[Source records]
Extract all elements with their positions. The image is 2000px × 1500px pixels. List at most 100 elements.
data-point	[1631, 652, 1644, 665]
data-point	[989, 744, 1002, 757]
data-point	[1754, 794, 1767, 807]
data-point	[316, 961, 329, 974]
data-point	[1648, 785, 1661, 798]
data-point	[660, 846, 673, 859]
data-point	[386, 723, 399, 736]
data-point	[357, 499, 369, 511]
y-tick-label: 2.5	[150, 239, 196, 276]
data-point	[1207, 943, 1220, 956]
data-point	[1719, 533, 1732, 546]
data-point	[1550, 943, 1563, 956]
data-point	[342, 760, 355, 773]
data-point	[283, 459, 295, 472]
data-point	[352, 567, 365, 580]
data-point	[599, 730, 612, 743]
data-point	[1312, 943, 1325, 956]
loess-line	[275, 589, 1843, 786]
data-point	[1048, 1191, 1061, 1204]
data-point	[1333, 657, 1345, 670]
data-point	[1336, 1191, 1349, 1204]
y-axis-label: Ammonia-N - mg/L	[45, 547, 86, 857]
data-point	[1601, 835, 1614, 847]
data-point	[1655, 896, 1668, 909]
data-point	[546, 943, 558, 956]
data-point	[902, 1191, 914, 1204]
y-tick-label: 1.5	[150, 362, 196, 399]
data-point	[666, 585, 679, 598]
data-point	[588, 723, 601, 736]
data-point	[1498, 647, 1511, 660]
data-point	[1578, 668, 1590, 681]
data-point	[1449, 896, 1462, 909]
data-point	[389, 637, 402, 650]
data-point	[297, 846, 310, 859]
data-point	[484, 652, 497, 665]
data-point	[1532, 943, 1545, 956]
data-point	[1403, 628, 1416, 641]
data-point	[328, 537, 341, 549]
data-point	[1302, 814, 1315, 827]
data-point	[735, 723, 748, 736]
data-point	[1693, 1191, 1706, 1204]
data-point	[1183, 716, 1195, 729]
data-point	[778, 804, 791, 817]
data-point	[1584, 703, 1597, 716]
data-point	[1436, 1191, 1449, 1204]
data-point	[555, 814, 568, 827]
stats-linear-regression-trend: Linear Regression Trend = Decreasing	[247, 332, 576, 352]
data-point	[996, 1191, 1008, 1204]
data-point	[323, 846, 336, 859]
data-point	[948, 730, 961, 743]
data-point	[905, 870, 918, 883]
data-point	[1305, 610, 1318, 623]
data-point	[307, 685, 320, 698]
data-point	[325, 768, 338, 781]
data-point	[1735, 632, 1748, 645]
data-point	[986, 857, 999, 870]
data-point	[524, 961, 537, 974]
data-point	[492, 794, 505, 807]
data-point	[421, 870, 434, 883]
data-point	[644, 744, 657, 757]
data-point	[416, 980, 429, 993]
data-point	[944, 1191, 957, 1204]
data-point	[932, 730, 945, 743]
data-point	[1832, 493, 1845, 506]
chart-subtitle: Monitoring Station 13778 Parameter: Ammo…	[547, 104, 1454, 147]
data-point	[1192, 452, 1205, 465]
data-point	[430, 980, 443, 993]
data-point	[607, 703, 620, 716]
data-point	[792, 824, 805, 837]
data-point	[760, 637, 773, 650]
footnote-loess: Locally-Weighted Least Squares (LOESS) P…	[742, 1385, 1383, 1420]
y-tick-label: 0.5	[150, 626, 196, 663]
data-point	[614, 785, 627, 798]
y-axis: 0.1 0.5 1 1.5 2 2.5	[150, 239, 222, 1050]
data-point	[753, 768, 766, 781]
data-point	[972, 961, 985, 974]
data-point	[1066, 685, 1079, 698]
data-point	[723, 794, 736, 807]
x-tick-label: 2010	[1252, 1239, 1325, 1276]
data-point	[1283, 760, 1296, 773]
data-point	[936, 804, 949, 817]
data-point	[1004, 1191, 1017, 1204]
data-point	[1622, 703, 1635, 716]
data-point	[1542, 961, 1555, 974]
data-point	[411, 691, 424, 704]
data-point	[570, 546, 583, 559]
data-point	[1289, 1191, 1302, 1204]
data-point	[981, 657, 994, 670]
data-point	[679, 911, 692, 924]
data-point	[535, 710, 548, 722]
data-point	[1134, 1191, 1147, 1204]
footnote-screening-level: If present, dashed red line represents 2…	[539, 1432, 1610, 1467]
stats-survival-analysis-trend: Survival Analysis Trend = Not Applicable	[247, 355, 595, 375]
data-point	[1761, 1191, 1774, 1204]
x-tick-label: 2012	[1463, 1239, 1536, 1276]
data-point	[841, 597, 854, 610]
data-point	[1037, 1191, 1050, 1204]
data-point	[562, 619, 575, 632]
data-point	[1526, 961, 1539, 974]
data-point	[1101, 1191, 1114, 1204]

=== REQUIRED WORK ===
Rewrite the rows above with every instance of "data-point" renamed to "marker", and leave everything else unchanged.

=== COMPLETE RESPONSE ===
Extract all elements with their positions. The image is 2000px × 1500px pixels. List at most 100 elements.
marker	[1631, 652, 1644, 665]
marker	[989, 744, 1002, 757]
marker	[1754, 794, 1767, 807]
marker	[316, 961, 329, 974]
marker	[1648, 785, 1661, 798]
marker	[660, 846, 673, 859]
marker	[386, 723, 399, 736]
marker	[357, 499, 369, 511]
y-tick-label: 2.5	[150, 239, 196, 276]
marker	[1207, 943, 1220, 956]
marker	[1719, 533, 1732, 546]
marker	[1550, 943, 1563, 956]
marker	[342, 760, 355, 773]
marker	[283, 459, 295, 472]
marker	[352, 567, 365, 580]
marker	[599, 730, 612, 743]
marker	[1312, 943, 1325, 956]
loess-line	[275, 589, 1843, 786]
marker	[1048, 1191, 1061, 1204]
marker	[1333, 657, 1345, 670]
marker	[1336, 1191, 1349, 1204]
y-axis-label: Ammonia-N - mg/L	[45, 547, 86, 857]
marker	[1601, 835, 1614, 847]
marker	[1655, 896, 1668, 909]
marker	[546, 943, 558, 956]
marker	[902, 1191, 914, 1204]
y-tick-label: 1.5	[150, 362, 196, 399]
marker	[666, 585, 679, 598]
marker	[588, 723, 601, 736]
marker	[1498, 647, 1511, 660]
marker	[1578, 668, 1590, 681]
marker	[1449, 896, 1462, 909]
marker	[389, 637, 402, 650]
marker	[297, 846, 310, 859]
marker	[484, 652, 497, 665]
marker	[1532, 943, 1545, 956]
marker	[1403, 628, 1416, 641]
marker	[328, 537, 341, 549]
marker	[1302, 814, 1315, 827]
marker	[735, 723, 748, 736]
marker	[1693, 1191, 1706, 1204]
marker	[1183, 716, 1195, 729]
marker	[778, 804, 791, 817]
marker	[1584, 703, 1597, 716]
marker	[1436, 1191, 1449, 1204]
marker	[555, 814, 568, 827]
stats-linear-regression-trend: Linear Regression Trend = Decreasing	[247, 332, 576, 352]
marker	[996, 1191, 1008, 1204]
marker	[323, 846, 336, 859]
marker	[948, 730, 961, 743]
marker	[905, 870, 918, 883]
marker	[1305, 610, 1318, 623]
marker	[307, 685, 320, 698]
marker	[325, 768, 338, 781]
marker	[1735, 632, 1748, 645]
marker	[986, 857, 999, 870]
marker	[524, 961, 537, 974]
marker	[492, 794, 505, 807]
marker	[421, 870, 434, 883]
marker	[644, 744, 657, 757]
marker	[416, 980, 429, 993]
marker	[944, 1191, 957, 1204]
marker	[932, 730, 945, 743]
marker	[1832, 493, 1845, 506]
chart-subtitle: Monitoring Station 13778 Parameter: Ammo…	[547, 104, 1454, 147]
marker	[1192, 452, 1205, 465]
marker	[430, 980, 443, 993]
marker	[607, 703, 620, 716]
marker	[792, 824, 805, 837]
marker	[760, 637, 773, 650]
footnote-loess: Locally-Weighted Least Squares (LOESS) P…	[742, 1385, 1383, 1420]
y-tick-label: 0.5	[150, 626, 196, 663]
marker	[614, 785, 627, 798]
y-axis: 0.1 0.5 1 1.5 2 2.5	[150, 239, 222, 1050]
marker	[753, 768, 766, 781]
marker	[972, 961, 985, 974]
marker	[1066, 685, 1079, 698]
marker	[723, 794, 736, 807]
x-tick-label: 2010	[1252, 1239, 1325, 1276]
marker	[1283, 760, 1296, 773]
marker	[936, 804, 949, 817]
marker	[1004, 1191, 1017, 1204]
marker	[1622, 703, 1635, 716]
marker	[1542, 961, 1555, 974]
marker	[411, 691, 424, 704]
marker	[570, 546, 583, 559]
marker	[1289, 1191, 1302, 1204]
marker	[981, 657, 994, 670]
marker	[679, 911, 692, 924]
marker	[535, 710, 548, 722]
marker	[1134, 1191, 1147, 1204]
footnote-screening-level: If present, dashed red line represents 2…	[539, 1432, 1610, 1467]
stats-survival-analysis-trend: Survival Analysis Trend = Not Applicable	[247, 355, 595, 375]
marker	[1761, 1191, 1774, 1204]
x-tick-label: 2012	[1463, 1239, 1536, 1276]
marker	[841, 597, 854, 610]
marker	[1037, 1191, 1050, 1204]
marker	[562, 619, 575, 632]
marker	[1526, 961, 1539, 974]
marker	[1101, 1191, 1114, 1204]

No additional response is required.